Begin

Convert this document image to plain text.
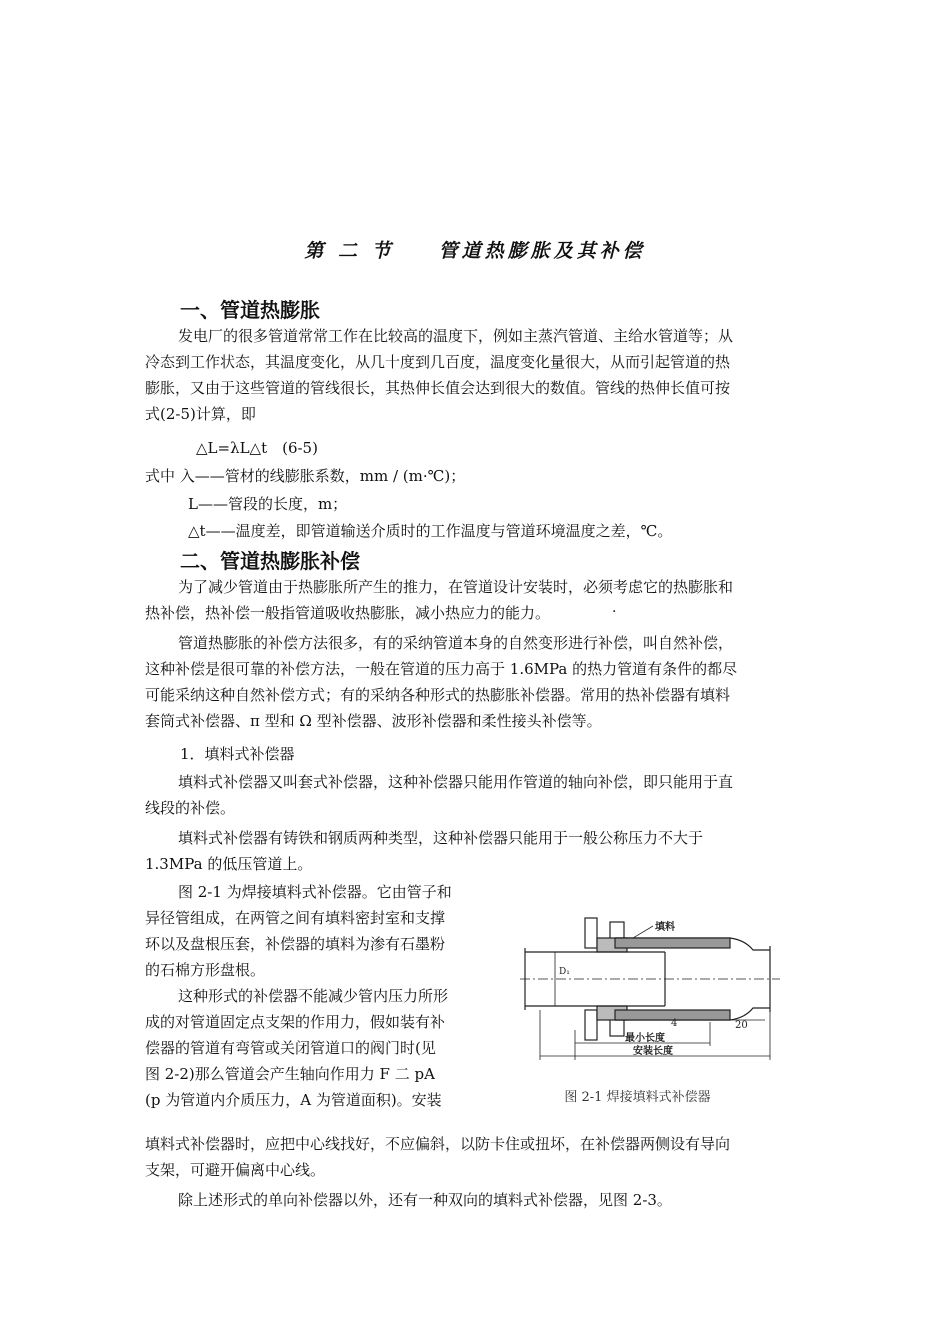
第 二 节 管道热膨胀及其补偿
一、管道热膨胀
发电厂的很多管道常常工作在比较高的温度下，例如主蒸汽管道、主给水管道等；从
冷态到工作状态，其温度变化，从几十度到几百度，温度变化量很大，从而引起管道的热
膨胀，又由于这些管道的管线很长，其热伸长值会达到很大的数值。管线的热伸长值可按
式(2-5)计算，即
△L=λL△t　(6-5)
式中 入——管材的线膨胀系数，mm / (m·℃)；
L——管段的长度，m；
△t——温度差，即管道输送介质时的工作温度与管道环境温度之差，℃。
二、管道热膨胀补偿
为了减少管道由于热膨胀所产生的推力，在管道设计安装时，必须考虑它的热膨胀和
热补偿，热补偿一般指管道吸收热膨胀，减小热应力的能力。	·
管道热膨胀的补偿方法很多，有的采纳管道本身的自然变形进行补偿，叫自然补偿，
这种补偿是很可靠的补偿方法，一般在管道的压力高于 1.6MPa 的热力管道有条件的都尽
可能采纳这种自然补偿方式；有的采纳各种形式的热膨胀补偿器。常用的热补偿器有填料
套筒式补偿器、π 型和 Ω 型补偿器、波形补偿器和柔性接头补偿等。
1．填料式补偿器
填料式补偿器又叫套式补偿器，这种补偿器只能用作管道的轴向补偿，即只能用于直
线段的补偿。
填料式补偿器有铸铁和钢质两种类型，这种补偿器只能用于一般公称压力不大于
1.3MPa 的低压管道上。
图 2-1 为焊接填料式补偿器。它由管子和
异径管组成，在两管之间有填料密封室和支撑
环以及盘根压套，补偿器的填料为渗有石墨粉
的石棉方形盘根。
这种形式的补偿器不能减少管内压力所形
成的对管道固定点支架的作用力，假如装有补
偿器的管道有弯管或关闭管道口的阀门时(见
图 2-2)那么管道会产生轴向作用力 F 二 pA
(p 为管道内介质压力，A 为管道面积)。安装
填料式补偿器时，应把中心线找好，不应偏斜，以防卡住或扭坏，在补偿器两侧设有导向
支架，可避开偏离中心线。
除上述形式的单向补偿器以外，还有一种双向的填料式补偿器，见图 2-3。
填料
D₁
4	20
最小长度
安装长度
图 2-1 焊接填料式补偿器
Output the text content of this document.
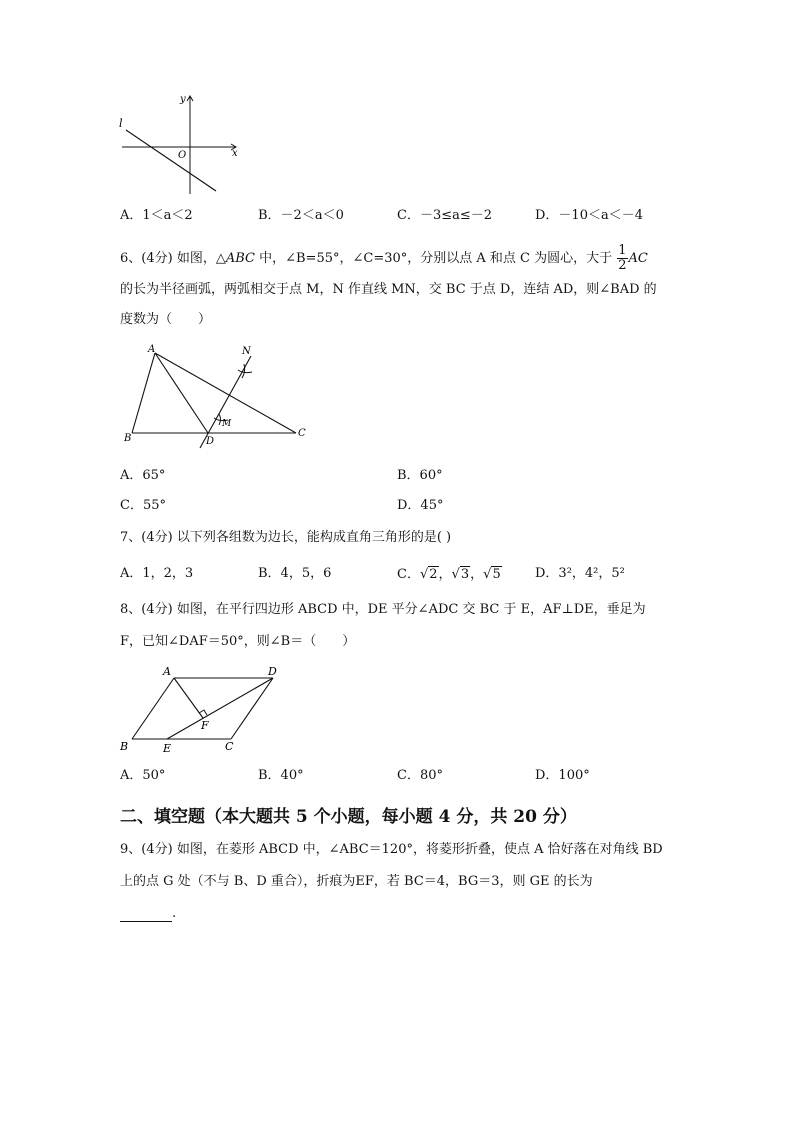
y
x
l
O
A．1＜a＜2	B．－2＜a＜0	C．－3≤a≤－2	D．－10＜a＜－4
6、(4分) 如图，△ABC 中，∠B=55°，∠C=30°，分别以点 A 和点 C 为圆心，大于 $\frac{1}{2}$ AC
的长为半径画弧，两弧相交于点 M，N 作直线 MN，交 BC 于点 D，连结 AD，则∠BAD 的
度数为（　　）
A
B	C
D
M
N
A．65°	B．60°
C．55°	D．45°
7、(4分) 以下列各组数为边长，能构成直角三角形的是( )
A．1，2，3	B．4，5，6	C．√2，√3，√5	D．3²，4²，5²
8、(4分) 如图，在平行四边形 ABCD 中，DE 平分∠ADC 交 BC 于 E，AF⊥DE，垂足为
F，已知∠DAF＝50°，则∠B＝（　　）
A	D
B	E	C
F
A．50°	B．40°	C．80°	D．100°
二、填空题（本大题共 5 个小题，每小题 4 分，共 20 分）
9、(4分) 如图，在菱形 ABCD 中，∠ABC＝120°，将菱形折叠，使点 A 恰好落在对角线 BD
上的点 G 处（不与 B、D 重合），折痕为EF，若 BC＝4，BG＝3，则 GE 的长为
.
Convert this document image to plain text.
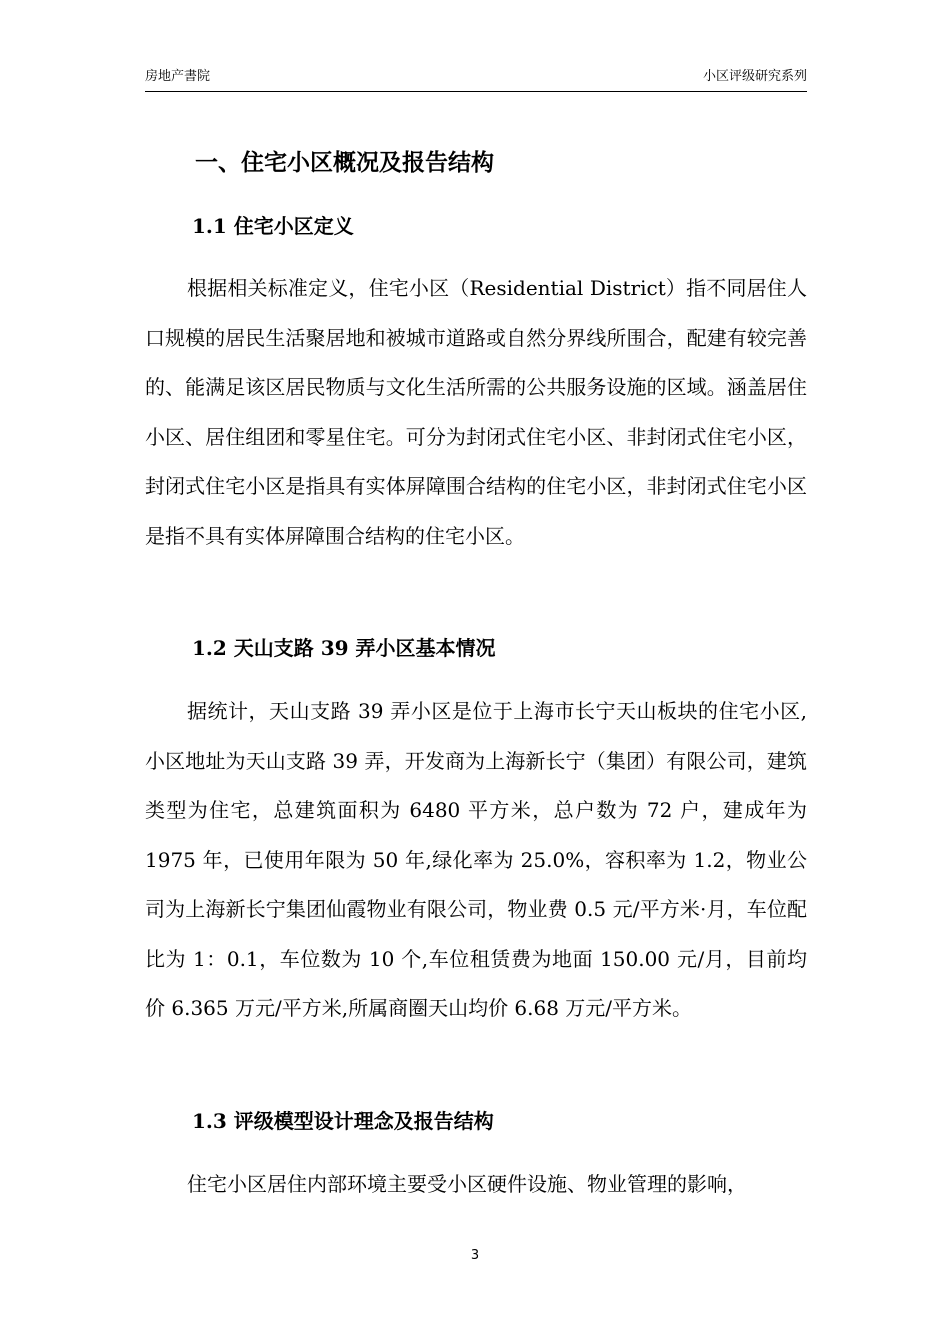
房地产書院	小区评级研究系列
一、住宅小区概况及报告结构
1.1 住宅小区定义
根据相关标准定义，住宅小区（Residential District）指不同居住人口规模的居民生活聚居地和被城市道路或自然分界线所围合，配建有较完善的、能满足该区居民物质与文化生活所需的公共服务设施的区域。涵盖居住小区、居住组团和零星住宅。可分为封闭式住宅小区、非封闭式住宅小区，封闭式住宅小区是指具有实体屏障围合结构的住宅小区，非封闭式住宅小区是指不具有实体屏障围合结构的住宅小区。
1.2 天山支路 39 弄小区基本情况
据统计，天山支路 39 弄小区是位于上海市长宁天山板块的住宅小区,小区地址为天山支路 39 弄，开发商为上海新长宁（集团）有限公司，建筑类型为住宅，总建筑面积为 6480 平方米，总户数为 72 户，建成年为 1975 年，已使用年限为 50 年,绿化率为 25.0%，容积率为 1.2，物业公司为上海新长宁集团仙霞物业有限公司，物业费 0.5 元/平方米·月，车位配比为 1：0.1，车位数为 10 个,车位租赁费为地面 150.00 元/月，目前均价 6.365 万元/平方米,所属商圈天山均价 6.68 万元/平方米。
1.3 评级模型设计理念及报告结构
住宅小区居住内部环境主要受小区硬件设施、物业管理的影响，
3
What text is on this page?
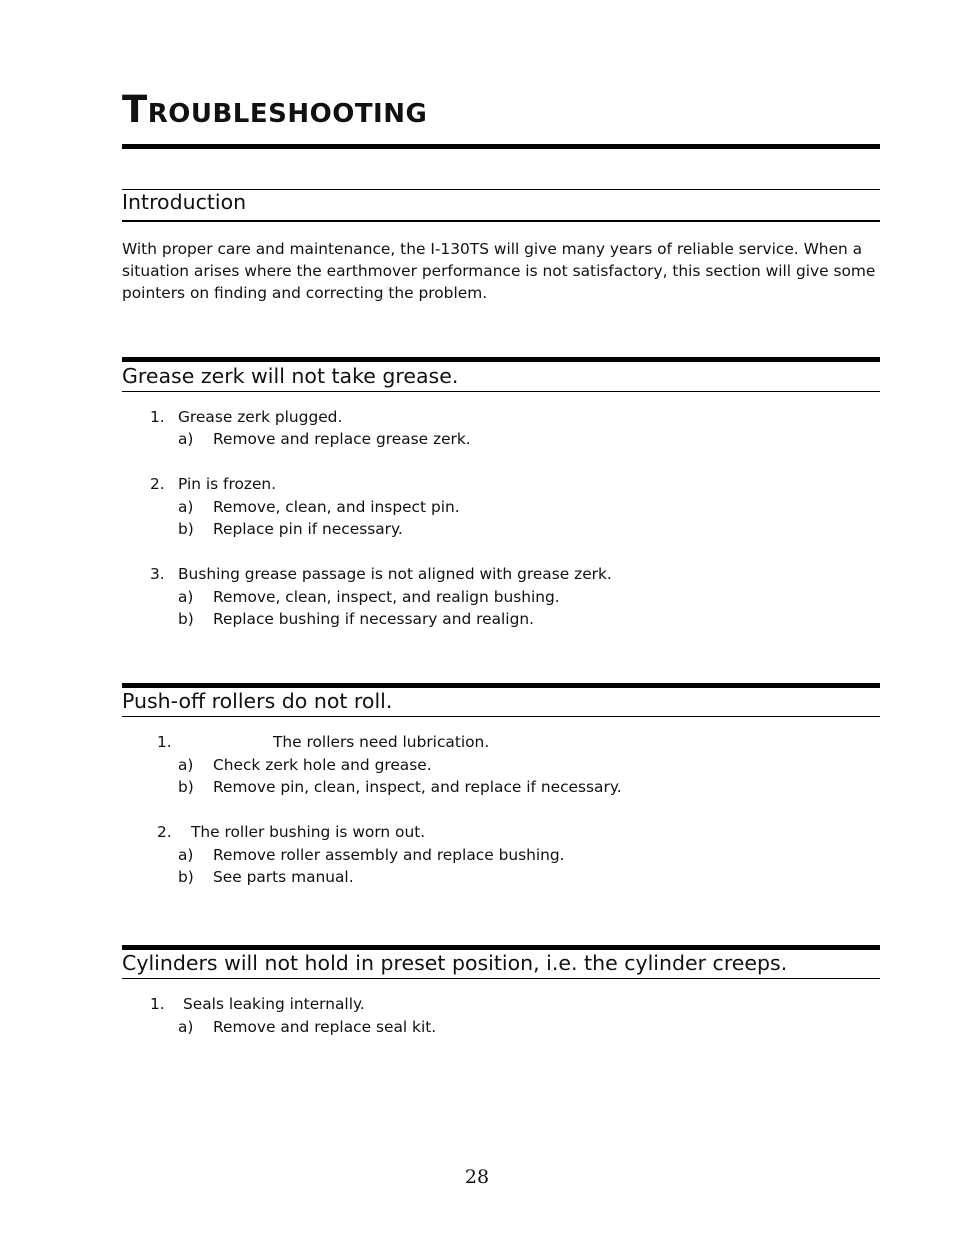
TROUBLESHOOTING
Introduction
With proper care and maintenance, the I-130TS will give many years of reliable service. When a situation arises where the earthmover performance is not satisfactory, this section will give some pointers on finding and correcting the problem.
Grease zerk will not take grease.
1. Grease zerk plugged.
a) Remove and replace grease zerk.
2. Pin is frozen.
a) Remove, clean, and inspect pin.
b) Replace pin if necessary.
3. Bushing grease passage is not aligned with grease zerk.
a) Remove, clean, inspect, and realign bushing.
b) Replace bushing if necessary and realign.
Push-off rollers do not roll.
1.	The rollers need lubrication.
a) Check zerk hole and grease.
b) Remove pin, clean, inspect, and replace if necessary.
2. The roller bushing is worn out.
a) Remove roller assembly and replace bushing.
b) See parts manual.
Cylinders will not hold in preset position, i.e. the cylinder creeps.
1. Seals leaking internally.
a) Remove and replace seal kit.
28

End

Short exercise: The records above are to be restated exactly, without their pictures.

Expected output:
Convert this document image to plain text.
第 二 节 管道热膨胀及其补偿
一、管道热膨胀
发电厂的很多管道常常工作在比较高的温度下，例如主蒸汽管道、主给水管道等；从
冷态到工作状态，其温度变化，从几十度到几百度，温度变化量很大，从而引起管道的热
膨胀，又由于这些管道的管线很长，其热伸长值会达到很大的数值。管线的热伸长值可按
式(2-5)计算，即
△L=λL△t　(6-5)
式中 入——管材的线膨胀系数，mm / (m·℃)；
L——管段的长度，m；
△t——温度差，即管道输送介质时的工作温度与管道环境温度之差，℃。
二、管道热膨胀补偿
为了减少管道由于热膨胀所产生的推力，在管道设计安装时，必须考虑它的热膨胀和
热补偿，热补偿一般指管道吸收热膨胀，减小热应力的能力。	·
管道热膨胀的补偿方法很多，有的采纳管道本身的自然变形进行补偿，叫自然补偿，
这种补偿是很可靠的补偿方法，一般在管道的压力高于 1.6MPa 的热力管道有条件的都尽
可能采纳这种自然补偿方式；有的采纳各种形式的热膨胀补偿器。常用的热补偿器有填料
套筒式补偿器、π 型和 Ω 型补偿器、波形补偿器和柔性接头补偿等。
1．填料式补偿器
填料式补偿器又叫套式补偿器，这种补偿器只能用作管道的轴向补偿，即只能用于直
线段的补偿。
填料式补偿器有铸铁和钢质两种类型，这种补偿器只能用于一般公称压力不大于
1.3MPa 的低压管道上。
图 2-1 为焊接填料式补偿器。它由管子和
异径管组成，在两管之间有填料密封室和支撑
环以及盘根压套，补偿器的填料为渗有石墨粉
的石棉方形盘根。
这种形式的补偿器不能减少管内压力所形
成的对管道固定点支架的作用力，假如装有补
偿器的管道有弯管或关闭管道口的阀门时(见
图 2-2)那么管道会产生轴向作用力 F 二 pA
(p 为管道内介质压力，A 为管道面积)。安装
填料式补偿器时，应把中心线找好，不应偏斜，以防卡住或扭坏，在补偿器两侧设有导向
支架，可避开偏离中心线。
除上述形式的单向补偿器以外，还有一种双向的填料式补偿器，见图 2-3。
填料
D₁
4	20
最小长度
安装长度
图 2-1 焊接填料式补偿器
Output the text content of this document.
y
x
l
O
A．1＜a＜2	B．－2＜a＜0	C．－3≤a≤－2	D．－10＜a＜－4
6、(4分) 如图，△ABC 中，∠B=55°，∠C=30°，分别以点 A 和点 C 为圆心，大于 $\frac{1}{2}$ AC
的长为半径画弧，两弧相交于点 M，N 作直线 MN，交 BC 于点 D，连结 AD，则∠BAD 的
度数为（　　）
A
B	C
D
M
N
A．65°	B．60°
C．55°	D．45°
7、(4分) 以下列各组数为边长，能构成直角三角形的是( )
A．1，2，3	B．4，5，6	C．√2，√3，√5	D．3²，4²，5²
8、(4分) 如图，在平行四边形 ABCD 中，DE 平分∠ADC 交 BC 于 E，AF⊥DE，垂足为
F，已知∠DAF＝50°，则∠B＝（　　）
A	D
B	E	C
F
A．50°	B．40°	C．80°	D．100°
二、填空题（本大题共 5 个小题，每小题 4 分，共 20 分）
9、(4分) 如图，在菱形 ABCD 中，∠ABC＝120°，将菱形折叠，使点 A 恰好落在对角线 BD
上的点 G 处（不与 B、D 重合），折痕为EF，若 BC＝4，BG＝3，则 GE 的长为
.
Convert this document image to plain text.
房地产書院	小区评级研究系列
一、住宅小区概况及报告结构
1.1 住宅小区定义
根据相关标准定义，住宅小区（Residential District）指不同居住人口规模的居民生活聚居地和被城市道路或自然分界线所围合，配建有较完善的、能满足该区居民物质与文化生活所需的公共服务设施的区域。涵盖居住小区、居住组团和零星住宅。可分为封闭式住宅小区、非封闭式住宅小区，封闭式住宅小区是指具有实体屏障围合结构的住宅小区，非封闭式住宅小区是指不具有实体屏障围合结构的住宅小区。
1.2 天山支路 39 弄小区基本情况
据统计，天山支路 39 弄小区是位于上海市长宁天山板块的住宅小区,小区地址为天山支路 39 弄，开发商为上海新长宁（集团）有限公司，建筑类型为住宅，总建筑面积为 6480 平方米，总户数为 72 户，建成年为 1975 年，已使用年限为 50 年,绿化率为 25.0%，容积率为 1.2，物业公司为上海新长宁集团仙霞物业有限公司，物业费 0.5 元/平方米·月，车位配比为 1：0.1，车位数为 10 个,车位租赁费为地面 150.00 元/月，目前均价 6.365 万元/平方米,所属商圈天山均价 6.68 万元/平方米。
1.3 评级模型设计理念及报告结构
住宅小区居住内部环境主要受小区硬件设施、物业管理的影响，
3
What text is on this page?
TROUBLESHOOTING
Introduction
With proper care and maintenance, the I-130TS will give many years of reliable service. When a situation arises where the earthmover performance is not satisfactory, this section will give some pointers on finding and correcting the problem.
Grease zerk will not take grease.
1. Grease zerk plugged.
a) Remove and replace grease zerk.
2. Pin is frozen.
a) Remove, clean, and inspect pin.
b) Replace pin if necessary.
3. Bushing grease passage is not aligned with grease zerk.
a) Remove, clean, inspect, and realign bushing.
b) Replace bushing if necessary and realign.
Push-off rollers do not roll.
1.	The rollers need lubrication.
a) Check zerk hole and grease.
b) Remove pin, clean, inspect, and replace if necessary.
2. The roller bushing is worn out.
a) Remove roller assembly and replace bushing.
b) See parts manual.
Cylinders will not hold in preset position, i.e. the cylinder creeps.
1. Seals leaking internally.
a) Remove and replace seal kit.
28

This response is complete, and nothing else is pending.